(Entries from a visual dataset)
▼

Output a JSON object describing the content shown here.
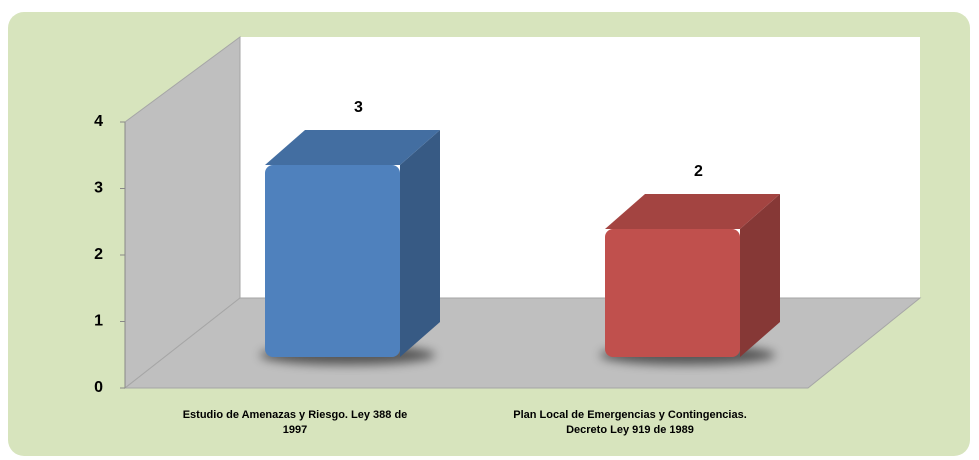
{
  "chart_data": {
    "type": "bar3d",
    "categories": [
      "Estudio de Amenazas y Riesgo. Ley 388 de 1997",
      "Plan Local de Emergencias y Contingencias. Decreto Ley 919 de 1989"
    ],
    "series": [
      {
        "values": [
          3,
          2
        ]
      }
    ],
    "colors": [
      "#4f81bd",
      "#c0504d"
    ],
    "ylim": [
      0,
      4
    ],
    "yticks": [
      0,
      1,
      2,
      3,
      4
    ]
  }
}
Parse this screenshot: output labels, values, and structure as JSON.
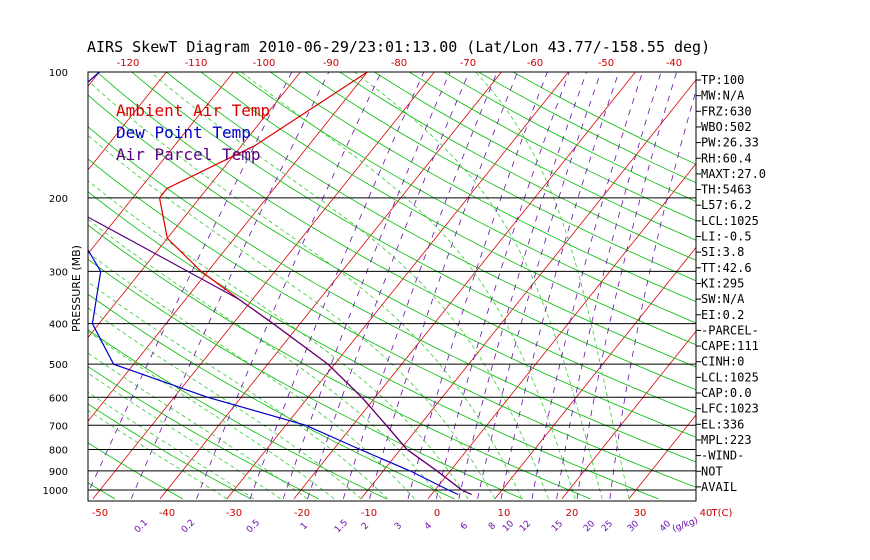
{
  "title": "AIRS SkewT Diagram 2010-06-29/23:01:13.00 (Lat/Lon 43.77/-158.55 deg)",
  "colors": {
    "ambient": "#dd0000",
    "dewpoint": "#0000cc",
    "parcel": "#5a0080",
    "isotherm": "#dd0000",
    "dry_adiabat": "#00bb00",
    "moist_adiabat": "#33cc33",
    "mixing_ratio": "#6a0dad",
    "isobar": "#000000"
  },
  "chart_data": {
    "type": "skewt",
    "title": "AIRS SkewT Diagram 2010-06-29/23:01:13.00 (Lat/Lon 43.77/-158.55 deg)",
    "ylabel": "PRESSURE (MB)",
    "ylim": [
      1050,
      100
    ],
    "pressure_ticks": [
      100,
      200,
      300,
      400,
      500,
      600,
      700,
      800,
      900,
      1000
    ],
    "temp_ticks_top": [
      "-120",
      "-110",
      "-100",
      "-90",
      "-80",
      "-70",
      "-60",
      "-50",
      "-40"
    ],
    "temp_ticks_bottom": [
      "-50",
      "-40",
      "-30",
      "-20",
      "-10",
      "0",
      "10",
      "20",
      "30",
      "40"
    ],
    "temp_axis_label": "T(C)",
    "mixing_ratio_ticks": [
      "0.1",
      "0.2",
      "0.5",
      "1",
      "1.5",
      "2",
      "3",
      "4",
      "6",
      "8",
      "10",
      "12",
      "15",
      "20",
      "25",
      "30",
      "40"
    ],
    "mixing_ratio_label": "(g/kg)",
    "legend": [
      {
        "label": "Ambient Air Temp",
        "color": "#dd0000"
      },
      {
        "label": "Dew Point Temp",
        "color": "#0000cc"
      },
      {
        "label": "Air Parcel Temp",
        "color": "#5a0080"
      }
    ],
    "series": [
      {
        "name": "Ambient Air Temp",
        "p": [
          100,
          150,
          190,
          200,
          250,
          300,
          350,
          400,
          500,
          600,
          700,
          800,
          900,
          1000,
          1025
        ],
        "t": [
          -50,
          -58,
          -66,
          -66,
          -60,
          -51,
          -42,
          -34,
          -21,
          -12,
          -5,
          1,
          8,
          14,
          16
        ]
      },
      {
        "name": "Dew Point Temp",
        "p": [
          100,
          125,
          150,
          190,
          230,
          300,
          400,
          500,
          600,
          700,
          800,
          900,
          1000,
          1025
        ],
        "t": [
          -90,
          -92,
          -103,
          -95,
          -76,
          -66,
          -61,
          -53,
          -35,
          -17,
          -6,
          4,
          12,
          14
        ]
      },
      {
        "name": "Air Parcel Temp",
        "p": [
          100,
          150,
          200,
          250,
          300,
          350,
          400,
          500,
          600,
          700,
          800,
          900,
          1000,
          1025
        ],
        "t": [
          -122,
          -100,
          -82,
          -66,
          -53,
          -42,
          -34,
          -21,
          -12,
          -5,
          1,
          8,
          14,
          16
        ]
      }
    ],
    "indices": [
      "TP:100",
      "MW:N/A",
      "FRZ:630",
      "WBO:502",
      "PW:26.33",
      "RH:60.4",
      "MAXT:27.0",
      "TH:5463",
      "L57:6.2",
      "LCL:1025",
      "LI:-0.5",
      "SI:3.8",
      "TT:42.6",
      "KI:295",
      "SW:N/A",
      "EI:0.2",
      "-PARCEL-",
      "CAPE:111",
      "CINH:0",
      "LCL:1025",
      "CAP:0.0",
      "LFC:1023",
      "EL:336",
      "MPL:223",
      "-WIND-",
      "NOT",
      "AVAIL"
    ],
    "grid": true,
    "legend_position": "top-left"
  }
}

▲

WRITTEN EXERCISE: Retype the data above exactly; pictures are not part of the copy.

THE ANSWER:
Output a JSON object describing the content shown here.
{
  "chart_data": {
    "type": "bar3d",
    "categories": [
      "Estudio de Amenazas y Riesgo. Ley 388 de 1997",
      "Plan Local de Emergencias y Contingencias. Decreto Ley 919 de 1989"
    ],
    "series": [
      {
        "values": [
          3,
          2
        ]
      }
    ],
    "colors": [
      "#4f81bd",
      "#c0504d"
    ],
    "ylim": [
      0,
      4
    ],
    "yticks": [
      0,
      1,
      2,
      3,
      4
    ]
  }
}
Parse this screenshot: output labels, values, and structure as JSON.
{
  "title": "AIRS SkewT Diagram 2010-06-29/23:01:13.00 (Lat/Lon 43.77/-158.55 deg)",
  "colors": {
    "ambient": "#dd0000",
    "dewpoint": "#0000cc",
    "parcel": "#5a0080",
    "isotherm": "#dd0000",
    "dry_adiabat": "#00bb00",
    "moist_adiabat": "#33cc33",
    "mixing_ratio": "#6a0dad",
    "isobar": "#000000"
  },
  "chart_data": {
    "type": "skewt",
    "title": "AIRS SkewT Diagram 2010-06-29/23:01:13.00 (Lat/Lon 43.77/-158.55 deg)",
    "ylabel": "PRESSURE (MB)",
    "ylim": [
      1050,
      100
    ],
    "pressure_ticks": [
      100,
      200,
      300,
      400,
      500,
      600,
      700,
      800,
      900,
      1000
    ],
    "temp_ticks_top": [
      "-120",
      "-110",
      "-100",
      "-90",
      "-80",
      "-70",
      "-60",
      "-50",
      "-40"
    ],
    "temp_ticks_bottom": [
      "-50",
      "-40",
      "-30",
      "-20",
      "-10",
      "0",
      "10",
      "20",
      "30",
      "40"
    ],
    "temp_axis_label": "T(C)",
    "mixing_ratio_ticks": [
      "0.1",
      "0.2",
      "0.5",
      "1",
      "1.5",
      "2",
      "3",
      "4",
      "6",
      "8",
      "10",
      "12",
      "15",
      "20",
      "25",
      "30",
      "40"
    ],
    "mixing_ratio_label": "(g/kg)",
    "legend": [
      {
        "label": "Ambient Air Temp",
        "color": "#dd0000"
      },
      {
        "label": "Dew Point Temp",
        "color": "#0000cc"
      },
      {
        "label": "Air Parcel Temp",
        "color": "#5a0080"
      }
    ],
    "series": [
      {
        "name": "Ambient Air Temp",
        "p": [
          100,
          150,
          190,
          200,
          250,
          300,
          350,
          400,
          500,
          600,
          700,
          800,
          900,
          1000,
          1025
        ],
        "t": [
          -50,
          -58,
          -66,
          -66,
          -60,
          -51,
          -42,
          -34,
          -21,
          -12,
          -5,
          1,
          8,
          14,
          16
        ]
      },
      {
        "name": "Dew Point Temp",
        "p": [
          100,
          125,
          150,
          190,
          230,
          300,
          400,
          500,
          600,
          700,
          800,
          900,
          1000,
          1025
        ],
        "t": [
          -90,
          -92,
          -103,
          -95,
          -76,
          -66,
          -61,
          -53,
          -35,
          -17,
          -6,
          4,
          12,
          14
        ]
      },
      {
        "name": "Air Parcel Temp",
        "p": [
          100,
          150,
          200,
          250,
          300,
          350,
          400,
          500,
          600,
          700,
          800,
          900,
          1000,
          1025
        ],
        "t": [
          -122,
          -100,
          -82,
          -66,
          -53,
          -42,
          -34,
          -21,
          -12,
          -5,
          1,
          8,
          14,
          16
        ]
      }
    ],
    "indices": [
      "TP:100",
      "MW:N/A",
      "FRZ:630",
      "WBO:502",
      "PW:26.33",
      "RH:60.4",
      "MAXT:27.0",
      "TH:5463",
      "L57:6.2",
      "LCL:1025",
      "LI:-0.5",
      "SI:3.8",
      "TT:42.6",
      "KI:295",
      "SW:N/A",
      "EI:0.2",
      "-PARCEL-",
      "CAPE:111",
      "CINH:0",
      "LCL:1025",
      "CAP:0.0",
      "LFC:1023",
      "EL:336",
      "MPL:223",
      "-WIND-",
      "NOT",
      "AVAIL"
    ],
    "grid": true,
    "legend_position": "top-left"
  }
}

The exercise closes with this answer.